Data excerpts:
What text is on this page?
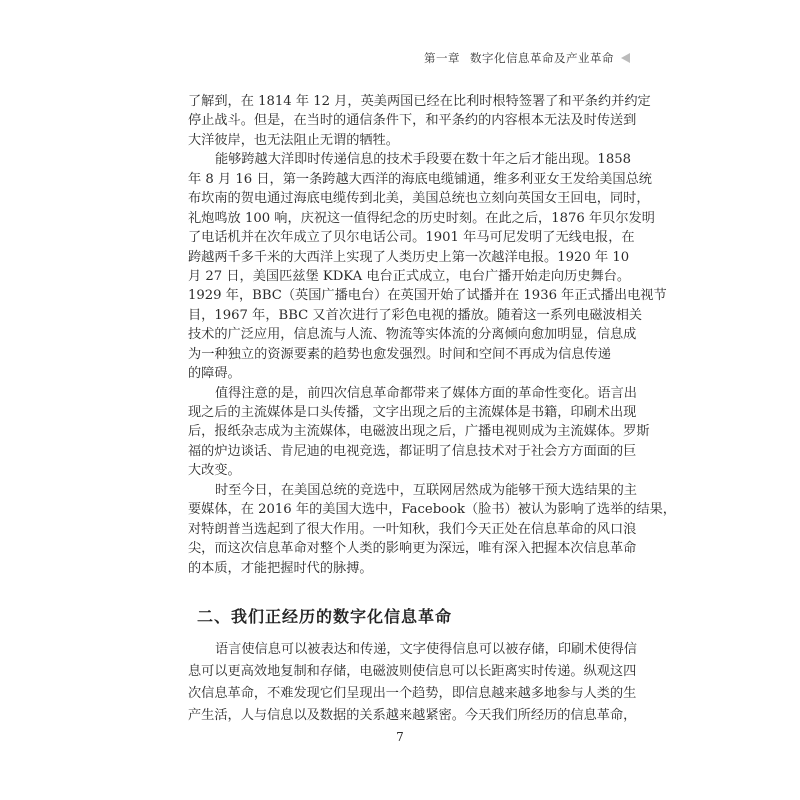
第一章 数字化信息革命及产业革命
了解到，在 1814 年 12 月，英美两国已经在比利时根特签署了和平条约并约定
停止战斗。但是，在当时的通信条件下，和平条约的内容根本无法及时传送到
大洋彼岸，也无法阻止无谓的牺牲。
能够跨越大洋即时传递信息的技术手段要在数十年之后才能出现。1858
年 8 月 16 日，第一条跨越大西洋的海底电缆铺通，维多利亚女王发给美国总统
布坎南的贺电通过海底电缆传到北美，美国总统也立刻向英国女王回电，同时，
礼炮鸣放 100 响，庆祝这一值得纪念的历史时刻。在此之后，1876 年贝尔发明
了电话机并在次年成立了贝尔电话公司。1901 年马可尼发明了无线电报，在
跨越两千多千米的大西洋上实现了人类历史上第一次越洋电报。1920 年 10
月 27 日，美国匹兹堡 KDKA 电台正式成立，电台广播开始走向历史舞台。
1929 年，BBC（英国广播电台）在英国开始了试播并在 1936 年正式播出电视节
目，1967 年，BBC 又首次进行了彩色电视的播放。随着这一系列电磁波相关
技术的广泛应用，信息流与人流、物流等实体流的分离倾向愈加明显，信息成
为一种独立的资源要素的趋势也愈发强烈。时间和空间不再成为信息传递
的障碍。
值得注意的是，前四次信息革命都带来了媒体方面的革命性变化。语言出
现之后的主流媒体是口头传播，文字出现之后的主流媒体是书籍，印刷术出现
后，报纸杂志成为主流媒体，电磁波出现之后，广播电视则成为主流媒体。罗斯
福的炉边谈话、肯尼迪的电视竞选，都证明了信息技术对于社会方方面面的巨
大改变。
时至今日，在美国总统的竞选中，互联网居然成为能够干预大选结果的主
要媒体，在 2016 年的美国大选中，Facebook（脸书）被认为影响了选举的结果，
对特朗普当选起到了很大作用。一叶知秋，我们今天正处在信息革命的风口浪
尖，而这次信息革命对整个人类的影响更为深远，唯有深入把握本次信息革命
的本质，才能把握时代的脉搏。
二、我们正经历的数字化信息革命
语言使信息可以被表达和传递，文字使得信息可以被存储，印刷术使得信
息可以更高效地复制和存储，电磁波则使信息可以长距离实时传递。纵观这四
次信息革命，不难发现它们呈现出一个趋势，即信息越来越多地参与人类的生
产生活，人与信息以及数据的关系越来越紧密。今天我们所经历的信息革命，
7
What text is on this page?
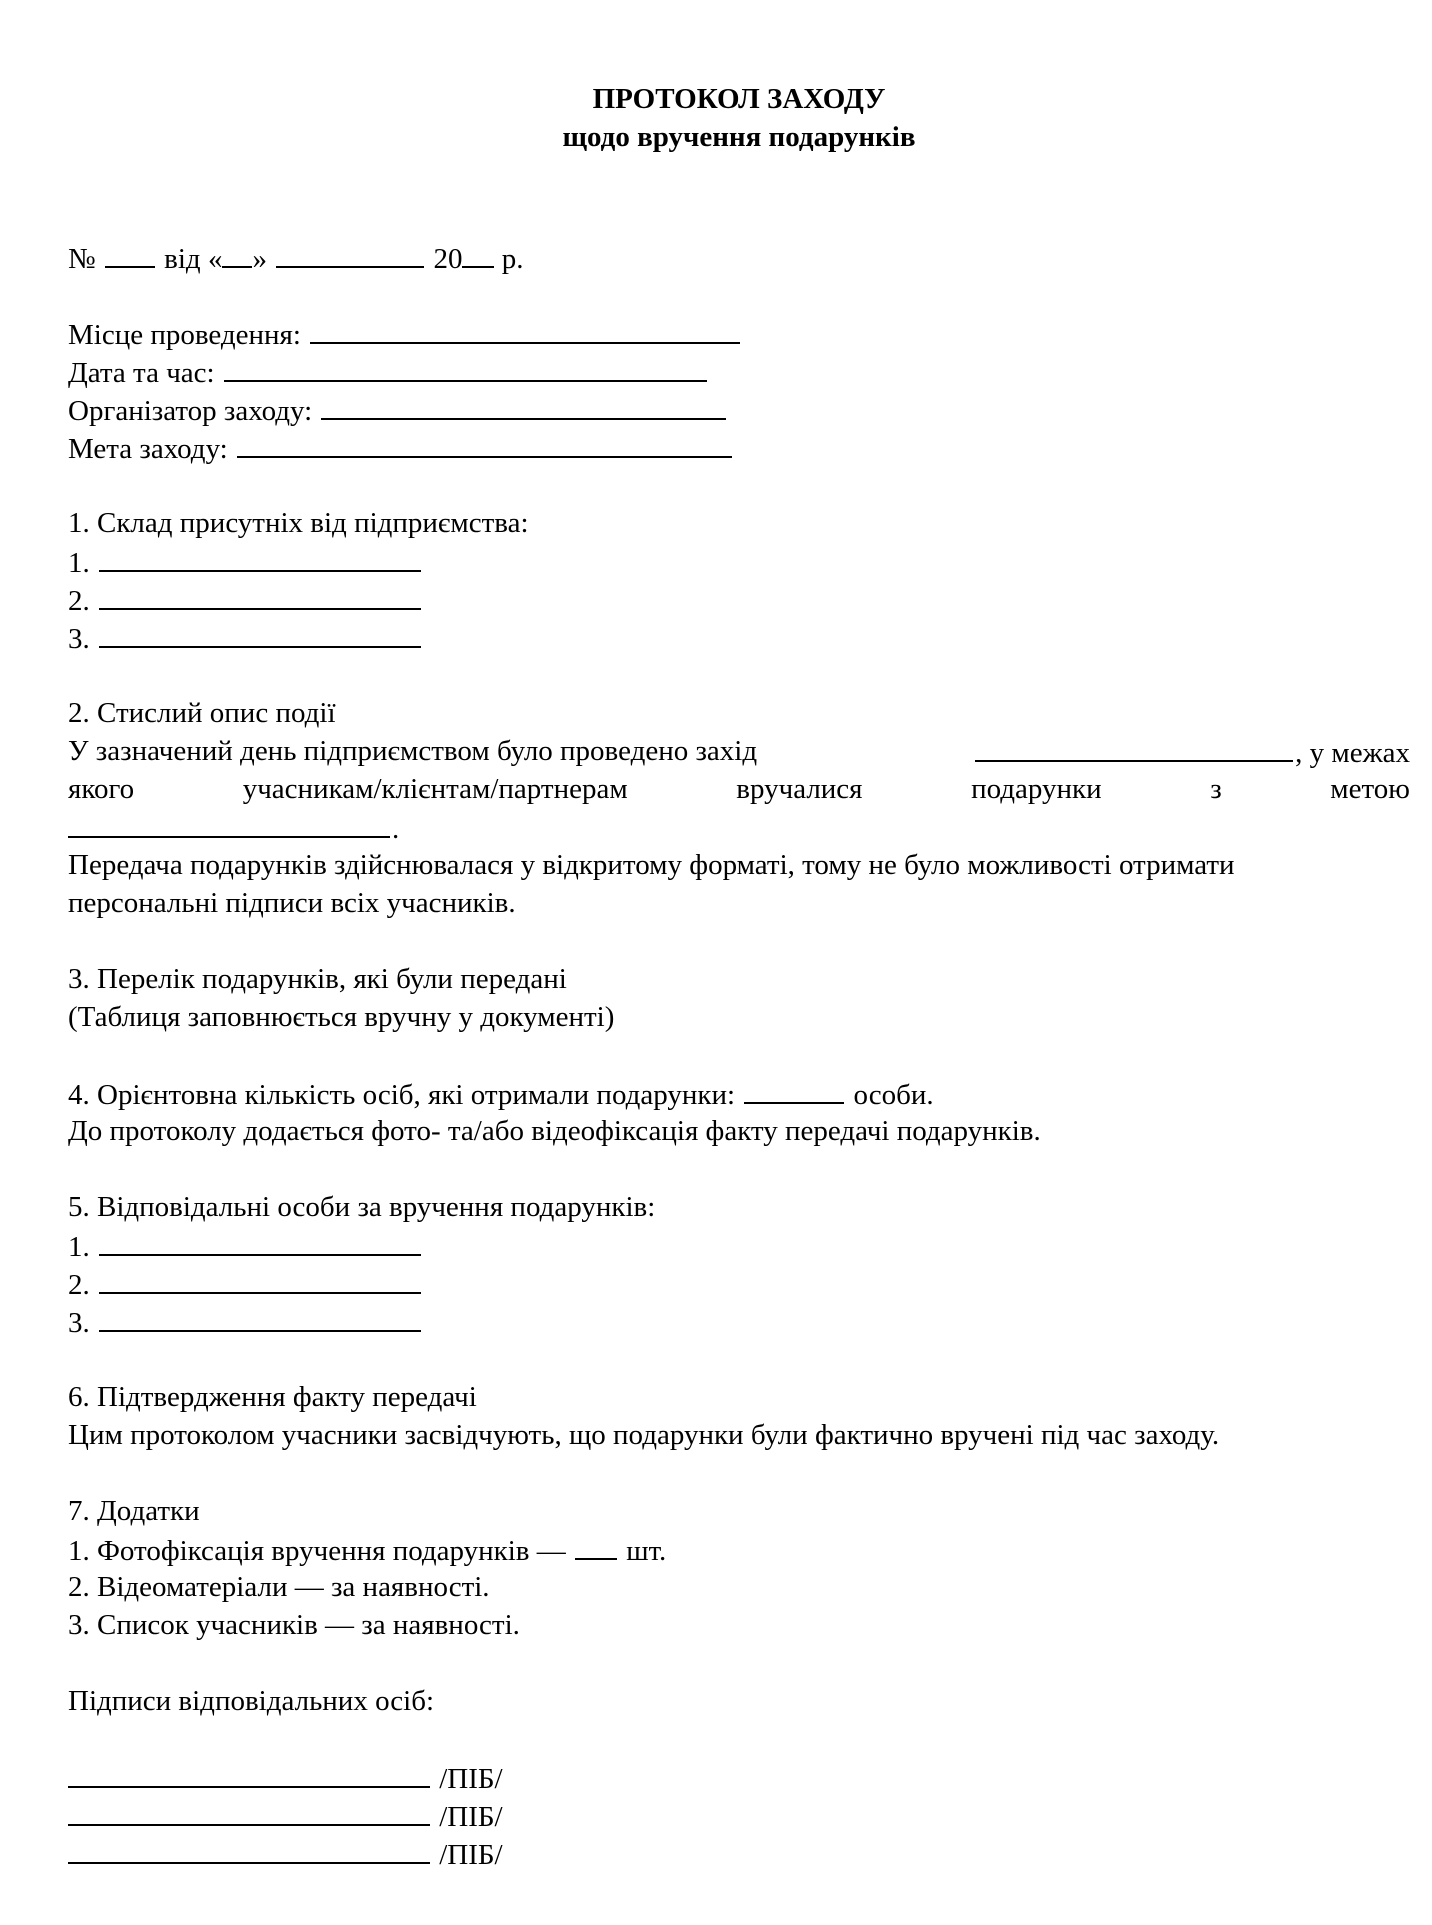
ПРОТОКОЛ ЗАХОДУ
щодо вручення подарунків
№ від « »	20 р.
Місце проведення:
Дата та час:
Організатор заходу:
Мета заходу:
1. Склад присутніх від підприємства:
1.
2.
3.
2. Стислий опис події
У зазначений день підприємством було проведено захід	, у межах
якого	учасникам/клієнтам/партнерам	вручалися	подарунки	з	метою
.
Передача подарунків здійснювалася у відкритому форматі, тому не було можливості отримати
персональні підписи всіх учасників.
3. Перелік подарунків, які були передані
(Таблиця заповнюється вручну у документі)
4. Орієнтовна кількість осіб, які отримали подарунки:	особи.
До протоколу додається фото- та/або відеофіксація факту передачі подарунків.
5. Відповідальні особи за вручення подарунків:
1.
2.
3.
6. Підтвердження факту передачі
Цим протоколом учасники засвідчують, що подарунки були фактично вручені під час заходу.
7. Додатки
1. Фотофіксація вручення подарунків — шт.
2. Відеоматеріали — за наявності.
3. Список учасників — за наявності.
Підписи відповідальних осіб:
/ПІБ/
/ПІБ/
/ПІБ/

## JOB
State how many lines of the listing hold the string "були"; reply with the number and nothing else.

## SOLUTION FOR THIS TASK
2